* Start PROVIDED MATERIAL *

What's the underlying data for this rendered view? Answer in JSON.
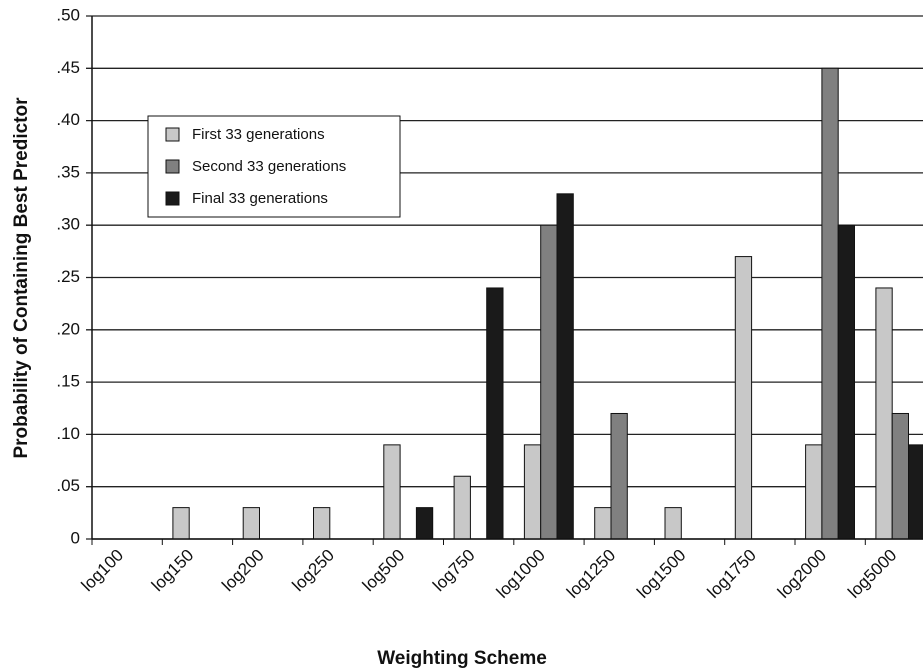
{
  "chart_data": {
    "type": "bar",
    "x_label": "Weighting Scheme",
    "y_label": "Probability of Containing Best Predictor",
    "categories": [
      "log100",
      "log150",
      "log200",
      "log250",
      "log500",
      "log750",
      "log1000",
      "log1250",
      "log1500",
      "log1750",
      "log2000",
      "log5000"
    ],
    "series": [
      {
        "name": "First 33 generations",
        "color": "#c8c8c8",
        "values": [
          0,
          0.03,
          0.03,
          0.03,
          0.09,
          0.06,
          0.09,
          0.03,
          0.03,
          0.27,
          0.09,
          0.24
        ]
      },
      {
        "name": "Second 33 generations",
        "color": "#808080",
        "values": [
          0,
          0,
          0,
          0,
          0,
          0,
          0.3,
          0.12,
          0,
          0,
          0.45,
          0.12
        ]
      },
      {
        "name": "Final 33 generations",
        "color": "#1a1a1a",
        "values": [
          0,
          0,
          0,
          0,
          0.03,
          0.24,
          0.33,
          0,
          0,
          0,
          0.3,
          0.09
        ]
      }
    ],
    "ylim": [
      0,
      0.5
    ],
    "yticks": [
      0,
      {
        "value": 0.05,
        "label": ".05"
      },
      {
        "value": 0.1,
        "label": ".10"
      },
      {
        "value": 0.15,
        "label": ".15"
      },
      {
        "value": 0.2,
        "label": ".20"
      },
      {
        "value": 0.25,
        "label": ".25"
      },
      {
        "value": 0.3,
        "label": ".30"
      },
      {
        "value": 0.35,
        "label": ".35"
      },
      {
        "value": 0.4,
        "label": ".40"
      },
      {
        "value": 0.45,
        "label": ".45"
      },
      {
        "value": 0.5,
        "label": ".50"
      }
    ],
    "grid": true
  }
}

* End PROVIDED MATERIAL *

> AIM
What is needed is an exact reproduction of the data, pictures excluded.

> OUTPUT FOR THIS EXERCISE
What's the underlying data for this rendered view? Answer in JSON.
{
  "chart_data": {
    "type": "bar",
    "x_label": "Weighting Scheme",
    "y_label": "Probability of Containing Best Predictor",
    "categories": [
      "log100",
      "log150",
      "log200",
      "log250",
      "log500",
      "log750",
      "log1000",
      "log1250",
      "log1500",
      "log1750",
      "log2000",
      "log5000"
    ],
    "series": [
      {
        "name": "First 33 generations",
        "color": "#c8c8c8",
        "values": [
          0,
          0.03,
          0.03,
          0.03,
          0.09,
          0.06,
          0.09,
          0.03,
          0.03,
          0.27,
          0.09,
          0.24
        ]
      },
      {
        "name": "Second 33 generations",
        "color": "#808080",
        "values": [
          0,
          0,
          0,
          0,
          0,
          0,
          0.3,
          0.12,
          0,
          0,
          0.45,
          0.12
        ]
      },
      {
        "name": "Final 33 generations",
        "color": "#1a1a1a",
        "values": [
          0,
          0,
          0,
          0,
          0.03,
          0.24,
          0.33,
          0,
          0,
          0,
          0.3,
          0.09
        ]
      }
    ],
    "ylim": [
      0,
      0.5
    ],
    "yticks": [
      0,
      {
        "value": 0.05,
        "label": ".05"
      },
      {
        "value": 0.1,
        "label": ".10"
      },
      {
        "value": 0.15,
        "label": ".15"
      },
      {
        "value": 0.2,
        "label": ".20"
      },
      {
        "value": 0.25,
        "label": ".25"
      },
      {
        "value": 0.3,
        "label": ".30"
      },
      {
        "value": 0.35,
        "label": ".35"
      },
      {
        "value": 0.4,
        "label": ".40"
      },
      {
        "value": 0.45,
        "label": ".45"
      },
      {
        "value": 0.5,
        "label": ".50"
      }
    ],
    "grid": true
  }
}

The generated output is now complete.